Short task:
Transcribe the whole listing without a single picture.

>>>

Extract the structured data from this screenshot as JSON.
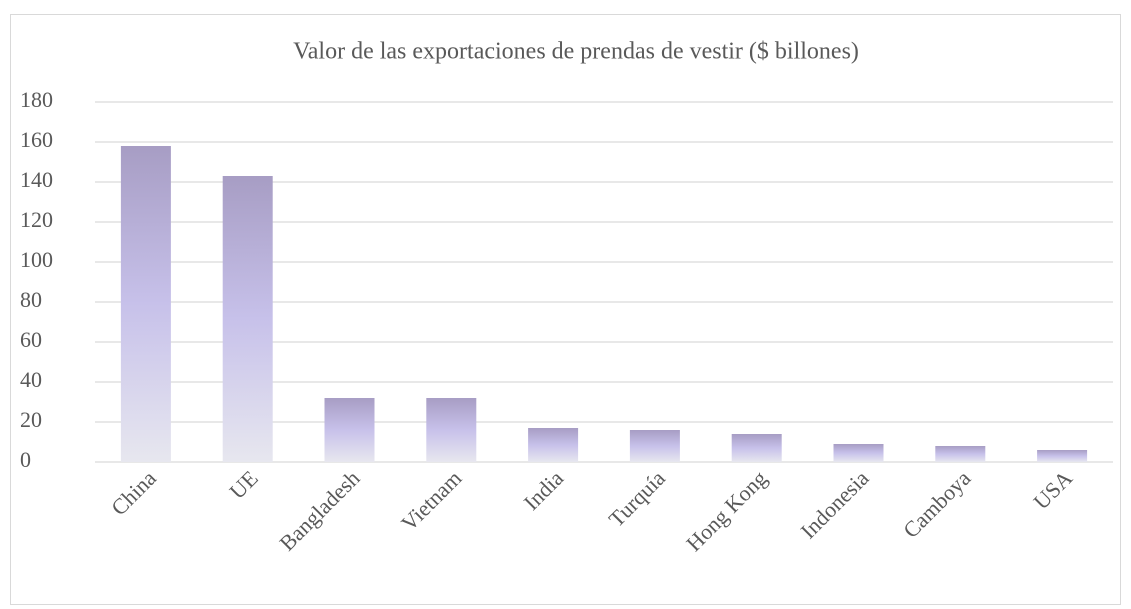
{
  "chart_data": {
    "type": "bar",
    "title": "Valor de las exportaciones de prendas de vestir ($ billones)",
    "categories": [
      "China",
      "UE",
      "Bangladesh",
      "Vietnam",
      "India",
      "Turquía",
      "Hong Kong",
      "Indonesia",
      "Camboya",
      "USA"
    ],
    "values": [
      158,
      143,
      32,
      32,
      17,
      16,
      14,
      9,
      8,
      6
    ],
    "gradient": [
      "#a79dc4",
      "#c7c1ea",
      "#e7e7ef"
    ],
    "ylim": [
      0,
      180
    ],
    "yticks": [
      0,
      20,
      40,
      60,
      80,
      100,
      120,
      140,
      160,
      180
    ],
    "grid": true
  }
}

<<<

Solved exercise:
Extract the structured data from this screenshot as JSON.
{
  "chart_data": {
    "type": "bar",
    "title": "Valor de las exportaciones de prendas de vestir ($ billones)",
    "categories": [
      "China",
      "UE",
      "Bangladesh",
      "Vietnam",
      "India",
      "Turquía",
      "Hong Kong",
      "Indonesia",
      "Camboya",
      "USA"
    ],
    "values": [
      158,
      143,
      32,
      32,
      17,
      16,
      14,
      9,
      8,
      6
    ],
    "gradient": [
      "#a79dc4",
      "#c7c1ea",
      "#e7e7ef"
    ],
    "ylim": [
      0,
      180
    ],
    "yticks": [
      0,
      20,
      40,
      60,
      80,
      100,
      120,
      140,
      160,
      180
    ],
    "grid": true
  }
}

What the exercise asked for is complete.